- Recorded information -
====

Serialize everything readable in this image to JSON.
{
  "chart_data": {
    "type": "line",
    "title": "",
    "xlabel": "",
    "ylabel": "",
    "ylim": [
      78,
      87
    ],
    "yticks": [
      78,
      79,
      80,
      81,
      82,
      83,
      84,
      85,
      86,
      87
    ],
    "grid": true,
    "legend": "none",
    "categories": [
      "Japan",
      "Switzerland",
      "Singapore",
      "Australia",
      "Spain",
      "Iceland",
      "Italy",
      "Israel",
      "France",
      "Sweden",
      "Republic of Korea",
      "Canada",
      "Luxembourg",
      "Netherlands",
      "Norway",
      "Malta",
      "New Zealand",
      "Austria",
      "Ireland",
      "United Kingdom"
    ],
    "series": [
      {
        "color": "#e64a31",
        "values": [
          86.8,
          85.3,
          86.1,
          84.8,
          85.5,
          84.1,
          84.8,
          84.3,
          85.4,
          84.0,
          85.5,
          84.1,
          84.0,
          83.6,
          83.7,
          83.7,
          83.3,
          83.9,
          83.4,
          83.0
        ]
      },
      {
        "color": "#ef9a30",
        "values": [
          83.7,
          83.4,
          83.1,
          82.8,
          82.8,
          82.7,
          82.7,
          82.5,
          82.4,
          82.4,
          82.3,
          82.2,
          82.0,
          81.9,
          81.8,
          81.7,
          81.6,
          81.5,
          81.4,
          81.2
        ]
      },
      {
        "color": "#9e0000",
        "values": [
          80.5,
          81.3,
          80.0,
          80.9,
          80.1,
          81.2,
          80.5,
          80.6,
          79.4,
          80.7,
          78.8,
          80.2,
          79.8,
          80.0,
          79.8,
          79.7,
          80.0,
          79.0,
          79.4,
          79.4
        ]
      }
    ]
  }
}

====

- Problem description -
Copy the data above exactly. Every line must be included.

- Response below -
Serialize everything readable in this image to JSON.
{
  "chart_data": {
    "type": "line",
    "title": "",
    "xlabel": "",
    "ylabel": "",
    "ylim": [
      78,
      87
    ],
    "yticks": [
      78,
      79,
      80,
      81,
      82,
      83,
      84,
      85,
      86,
      87
    ],
    "grid": true,
    "legend": "none",
    "categories": [
      "Japan",
      "Switzerland",
      "Singapore",
      "Australia",
      "Spain",
      "Iceland",
      "Italy",
      "Israel",
      "France",
      "Sweden",
      "Republic of Korea",
      "Canada",
      "Luxembourg",
      "Netherlands",
      "Norway",
      "Malta",
      "New Zealand",
      "Austria",
      "Ireland",
      "United Kingdom"
    ],
    "series": [
      {
        "color": "#e64a31",
        "values": [
          86.8,
          85.3,
          86.1,
          84.8,
          85.5,
          84.1,
          84.8,
          84.3,
          85.4,
          84.0,
          85.5,
          84.1,
          84.0,
          83.6,
          83.7,
          83.7,
          83.3,
          83.9,
          83.4,
          83.0
        ]
      },
      {
        "color": "#ef9a30",
        "values": [
          83.7,
          83.4,
          83.1,
          82.8,
          82.8,
          82.7,
          82.7,
          82.5,
          82.4,
          82.4,
          82.3,
          82.2,
          82.0,
          81.9,
          81.8,
          81.7,
          81.6,
          81.5,
          81.4,
          81.2
        ]
      },
      {
        "color": "#9e0000",
        "values": [
          80.5,
          81.3,
          80.0,
          80.9,
          80.1,
          81.2,
          80.5,
          80.6,
          79.4,
          80.7,
          78.8,
          80.2,
          79.8,
          80.0,
          79.8,
          79.7,
          80.0,
          79.0,
          79.4,
          79.4
        ]
      }
    ]
  }
}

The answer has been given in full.